--- Start ---

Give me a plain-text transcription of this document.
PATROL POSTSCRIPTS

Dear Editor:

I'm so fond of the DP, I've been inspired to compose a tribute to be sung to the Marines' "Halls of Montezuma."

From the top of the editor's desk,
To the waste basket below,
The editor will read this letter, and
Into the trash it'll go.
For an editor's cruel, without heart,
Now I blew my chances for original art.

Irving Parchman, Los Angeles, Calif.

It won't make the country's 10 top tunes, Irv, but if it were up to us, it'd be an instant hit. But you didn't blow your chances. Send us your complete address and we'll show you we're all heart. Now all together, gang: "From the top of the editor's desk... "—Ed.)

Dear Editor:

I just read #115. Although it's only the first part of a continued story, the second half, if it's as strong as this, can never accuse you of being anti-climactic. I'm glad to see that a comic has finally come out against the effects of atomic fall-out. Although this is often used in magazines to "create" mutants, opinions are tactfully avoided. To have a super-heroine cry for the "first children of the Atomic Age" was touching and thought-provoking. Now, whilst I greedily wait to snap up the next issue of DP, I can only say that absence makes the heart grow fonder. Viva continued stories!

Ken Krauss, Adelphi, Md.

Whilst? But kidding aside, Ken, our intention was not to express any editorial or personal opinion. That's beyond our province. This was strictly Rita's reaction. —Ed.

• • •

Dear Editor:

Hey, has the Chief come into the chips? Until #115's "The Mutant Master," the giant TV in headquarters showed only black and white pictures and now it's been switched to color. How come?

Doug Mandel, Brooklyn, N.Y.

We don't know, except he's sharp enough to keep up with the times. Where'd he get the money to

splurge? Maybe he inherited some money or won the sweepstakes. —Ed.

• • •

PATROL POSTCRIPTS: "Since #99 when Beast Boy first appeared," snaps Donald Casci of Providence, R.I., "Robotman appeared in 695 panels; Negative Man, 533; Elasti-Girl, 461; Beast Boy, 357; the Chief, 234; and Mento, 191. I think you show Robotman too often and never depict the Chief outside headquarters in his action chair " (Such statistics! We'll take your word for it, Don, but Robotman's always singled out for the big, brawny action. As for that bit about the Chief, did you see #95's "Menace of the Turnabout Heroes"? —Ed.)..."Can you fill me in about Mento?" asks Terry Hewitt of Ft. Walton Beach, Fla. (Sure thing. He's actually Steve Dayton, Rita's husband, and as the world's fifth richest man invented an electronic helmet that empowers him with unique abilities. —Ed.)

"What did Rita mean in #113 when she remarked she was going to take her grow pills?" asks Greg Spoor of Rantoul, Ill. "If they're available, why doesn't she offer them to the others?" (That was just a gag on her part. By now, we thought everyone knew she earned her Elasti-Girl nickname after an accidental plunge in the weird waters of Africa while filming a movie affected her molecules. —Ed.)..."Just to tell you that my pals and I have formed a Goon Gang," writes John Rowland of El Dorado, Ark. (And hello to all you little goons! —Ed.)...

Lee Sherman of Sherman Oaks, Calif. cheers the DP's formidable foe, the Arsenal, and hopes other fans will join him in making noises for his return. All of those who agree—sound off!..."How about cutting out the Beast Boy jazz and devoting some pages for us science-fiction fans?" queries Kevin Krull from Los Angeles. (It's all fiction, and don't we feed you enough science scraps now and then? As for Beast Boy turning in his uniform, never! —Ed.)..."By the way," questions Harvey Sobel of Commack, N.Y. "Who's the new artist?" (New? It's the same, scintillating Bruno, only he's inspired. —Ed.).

--- End ---

» The task:
Reproduce each entry above exactly, keeping every word.

» Answer to this problem:
Give me a plain-text transcription of this document.
PATROL POSTSCRIPTS

Dear Editor:

I'm so fond of the DP, I've been inspired to compose a tribute to be sung to the Marines' "Halls of Montezuma."

From the top of the editor's desk,
To the waste basket below,
The editor will read this letter, and
Into the trash it'll go.
For an editor's cruel, without heart,
Now I blew my chances for original art.

Irving Parchman, Los Angeles, Calif.

It won't make the country's 10 top tunes, Irv, but if it were up to us, it'd be an instant hit. But you didn't blow your chances. Send us your complete address and we'll show you we're all heart. Now all together, gang: "From the top of the editor's desk... "—Ed.)

Dear Editor:

I just read #115. Although it's only the first part of a continued story, the second half, if it's as strong as this, can never accuse you of being anti-climactic. I'm glad to see that a comic has finally come out against the effects of atomic fall-out. Although this is often used in magazines to "create" mutants, opinions are tactfully avoided. To have a super-heroine cry for the "first children of the Atomic Age" was touching and thought-provoking. Now, whilst I greedily wait to snap up the next issue of DP, I can only say that absence makes the heart grow fonder. Viva continued stories!

Ken Krauss, Adelphi, Md.

Whilst? But kidding aside, Ken, our intention was not to express any editorial or personal opinion. That's beyond our province. This was strictly Rita's reaction. —Ed.

• • •

Dear Editor:

Hey, has the Chief come into the chips? Until #115's "The Mutant Master," the giant TV in headquarters showed only black and white pictures and now it's been switched to color. How come?

Doug Mandel, Brooklyn, N.Y.

We don't know, except he's sharp enough to keep up with the times. Where'd he get the money to

splurge? Maybe he inherited some money or won the sweepstakes. —Ed.

• • •

PATROL POSTCRIPTS: "Since #99 when Beast Boy first appeared," snaps Donald Casci of Providence, R.I., "Robotman appeared in 695 panels; Negative Man, 533; Elasti-Girl, 461; Beast Boy, 357; the Chief, 234; and Mento, 191. I think you show Robotman too often and never depict the Chief outside headquarters in his action chair " (Such statistics! We'll take your word for it, Don, but Robotman's always singled out for the big, brawny action. As for that bit about the Chief, did you see #95's "Menace of the Turnabout Heroes"? —Ed.)..."Can you fill me in about Mento?" asks Terry Hewitt of Ft. Walton Beach, Fla. (Sure thing. He's actually Steve Dayton, Rita's husband, and as the world's fifth richest man invented an electronic helmet that empowers him with unique abilities. —Ed.)

"What did Rita mean in #113 when she remarked she was going to take her grow pills?" asks Greg Spoor of Rantoul, Ill. "If they're available, why doesn't she offer them to the others?" (That was just a gag on her part. By now, we thought everyone knew she earned her Elasti-Girl nickname after an accidental plunge in the weird waters of Africa while filming a movie affected her molecules. —Ed.)..."Just to tell you that my pals and I have formed a Goon Gang," writes John Rowland of El Dorado, Ark. (And hello to all you little goons! —Ed.)...

Lee Sherman of Sherman Oaks, Calif. cheers the DP's formidable foe, the Arsenal, and hopes other fans will join him in making noises for his return. All of those who agree—sound off!..."How about cutting out the Beast Boy jazz and devoting some pages for us science-fiction fans?" queries Kevin Krull from Los Angeles. (It's all fiction, and don't we feed you enough science scraps now and then? As for Beast Boy turning in his uniform, never! —Ed.)..."By the way," questions Harvey Sobel of Commack, N.Y. "Who's the new artist?" (New? It's the same, scintillating Bruno, only he's inspired. —Ed.).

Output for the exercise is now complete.